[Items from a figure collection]
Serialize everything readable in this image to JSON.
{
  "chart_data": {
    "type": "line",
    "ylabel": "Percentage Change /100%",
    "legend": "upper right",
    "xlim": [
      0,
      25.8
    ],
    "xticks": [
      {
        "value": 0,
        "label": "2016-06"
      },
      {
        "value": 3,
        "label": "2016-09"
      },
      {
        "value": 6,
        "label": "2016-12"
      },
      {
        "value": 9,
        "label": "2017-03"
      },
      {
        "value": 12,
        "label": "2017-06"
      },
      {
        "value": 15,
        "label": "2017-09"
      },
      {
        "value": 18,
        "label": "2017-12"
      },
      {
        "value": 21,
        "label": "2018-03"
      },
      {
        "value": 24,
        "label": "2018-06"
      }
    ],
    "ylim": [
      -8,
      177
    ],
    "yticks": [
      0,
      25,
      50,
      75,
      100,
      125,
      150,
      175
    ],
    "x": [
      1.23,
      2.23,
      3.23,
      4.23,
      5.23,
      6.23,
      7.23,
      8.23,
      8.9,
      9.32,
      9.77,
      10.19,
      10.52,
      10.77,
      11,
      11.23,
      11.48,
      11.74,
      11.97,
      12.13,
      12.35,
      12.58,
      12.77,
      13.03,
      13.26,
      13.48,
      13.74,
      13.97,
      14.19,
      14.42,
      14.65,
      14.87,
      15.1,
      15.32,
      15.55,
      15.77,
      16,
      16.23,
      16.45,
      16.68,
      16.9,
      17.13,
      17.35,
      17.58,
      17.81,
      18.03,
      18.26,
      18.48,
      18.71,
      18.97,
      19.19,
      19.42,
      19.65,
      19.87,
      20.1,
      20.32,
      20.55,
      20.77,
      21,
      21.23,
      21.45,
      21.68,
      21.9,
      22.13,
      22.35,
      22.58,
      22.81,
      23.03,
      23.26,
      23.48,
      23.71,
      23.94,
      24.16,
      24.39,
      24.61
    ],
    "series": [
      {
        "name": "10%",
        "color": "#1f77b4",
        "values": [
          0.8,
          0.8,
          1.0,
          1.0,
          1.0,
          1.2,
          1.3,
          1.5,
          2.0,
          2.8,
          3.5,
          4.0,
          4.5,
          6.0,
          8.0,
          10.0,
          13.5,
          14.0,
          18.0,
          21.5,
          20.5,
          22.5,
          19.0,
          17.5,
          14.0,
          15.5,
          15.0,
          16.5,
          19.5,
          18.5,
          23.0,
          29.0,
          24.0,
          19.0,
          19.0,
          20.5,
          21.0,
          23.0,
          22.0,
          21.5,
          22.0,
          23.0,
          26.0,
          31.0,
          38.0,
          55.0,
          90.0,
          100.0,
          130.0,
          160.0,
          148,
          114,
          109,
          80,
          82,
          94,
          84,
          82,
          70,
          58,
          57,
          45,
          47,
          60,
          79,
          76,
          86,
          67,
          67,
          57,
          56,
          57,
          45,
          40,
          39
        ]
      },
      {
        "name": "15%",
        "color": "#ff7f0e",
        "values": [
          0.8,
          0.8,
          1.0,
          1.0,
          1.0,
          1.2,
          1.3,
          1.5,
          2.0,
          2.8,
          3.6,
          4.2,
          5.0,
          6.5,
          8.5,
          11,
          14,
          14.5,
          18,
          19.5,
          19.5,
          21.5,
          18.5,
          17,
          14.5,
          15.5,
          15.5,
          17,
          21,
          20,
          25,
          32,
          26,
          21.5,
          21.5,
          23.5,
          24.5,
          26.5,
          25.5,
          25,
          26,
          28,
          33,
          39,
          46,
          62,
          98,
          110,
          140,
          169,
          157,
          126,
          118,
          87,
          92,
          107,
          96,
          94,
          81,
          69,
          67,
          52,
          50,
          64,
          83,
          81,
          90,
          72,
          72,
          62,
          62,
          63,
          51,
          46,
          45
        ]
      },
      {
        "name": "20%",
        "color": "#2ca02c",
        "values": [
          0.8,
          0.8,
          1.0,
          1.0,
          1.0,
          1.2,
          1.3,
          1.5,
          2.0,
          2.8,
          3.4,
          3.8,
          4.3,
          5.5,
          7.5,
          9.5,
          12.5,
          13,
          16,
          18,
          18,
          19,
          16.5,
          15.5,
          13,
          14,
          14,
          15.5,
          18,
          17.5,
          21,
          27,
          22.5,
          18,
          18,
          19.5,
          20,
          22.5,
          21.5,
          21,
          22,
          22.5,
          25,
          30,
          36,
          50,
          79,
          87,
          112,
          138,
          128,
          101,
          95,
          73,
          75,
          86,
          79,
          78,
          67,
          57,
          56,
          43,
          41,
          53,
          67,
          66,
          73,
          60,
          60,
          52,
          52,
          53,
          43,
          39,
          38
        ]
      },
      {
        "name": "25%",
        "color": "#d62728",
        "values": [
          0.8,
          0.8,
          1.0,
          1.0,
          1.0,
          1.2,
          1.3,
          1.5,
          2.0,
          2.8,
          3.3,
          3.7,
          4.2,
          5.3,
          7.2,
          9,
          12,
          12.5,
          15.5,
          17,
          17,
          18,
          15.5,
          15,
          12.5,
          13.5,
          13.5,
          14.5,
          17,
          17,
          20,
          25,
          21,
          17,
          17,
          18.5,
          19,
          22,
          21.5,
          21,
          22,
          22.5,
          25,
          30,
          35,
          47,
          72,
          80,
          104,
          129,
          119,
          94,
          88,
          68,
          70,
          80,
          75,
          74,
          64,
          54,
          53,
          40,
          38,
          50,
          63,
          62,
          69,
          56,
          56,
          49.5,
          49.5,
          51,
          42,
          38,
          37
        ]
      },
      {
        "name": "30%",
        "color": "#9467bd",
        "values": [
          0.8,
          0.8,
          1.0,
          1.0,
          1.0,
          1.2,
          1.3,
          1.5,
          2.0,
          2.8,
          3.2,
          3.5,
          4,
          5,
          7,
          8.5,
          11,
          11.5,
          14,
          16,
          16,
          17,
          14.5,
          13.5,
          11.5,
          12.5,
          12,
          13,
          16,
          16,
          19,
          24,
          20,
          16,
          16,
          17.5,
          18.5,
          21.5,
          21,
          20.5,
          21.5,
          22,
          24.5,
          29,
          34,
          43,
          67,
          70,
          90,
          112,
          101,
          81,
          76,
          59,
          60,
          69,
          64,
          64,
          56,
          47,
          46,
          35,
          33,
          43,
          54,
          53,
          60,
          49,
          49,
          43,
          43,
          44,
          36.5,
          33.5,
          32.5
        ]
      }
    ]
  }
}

**The task:**
Determine the number of lines containing "name". Write only that number.

**Solution to the exercise:**
5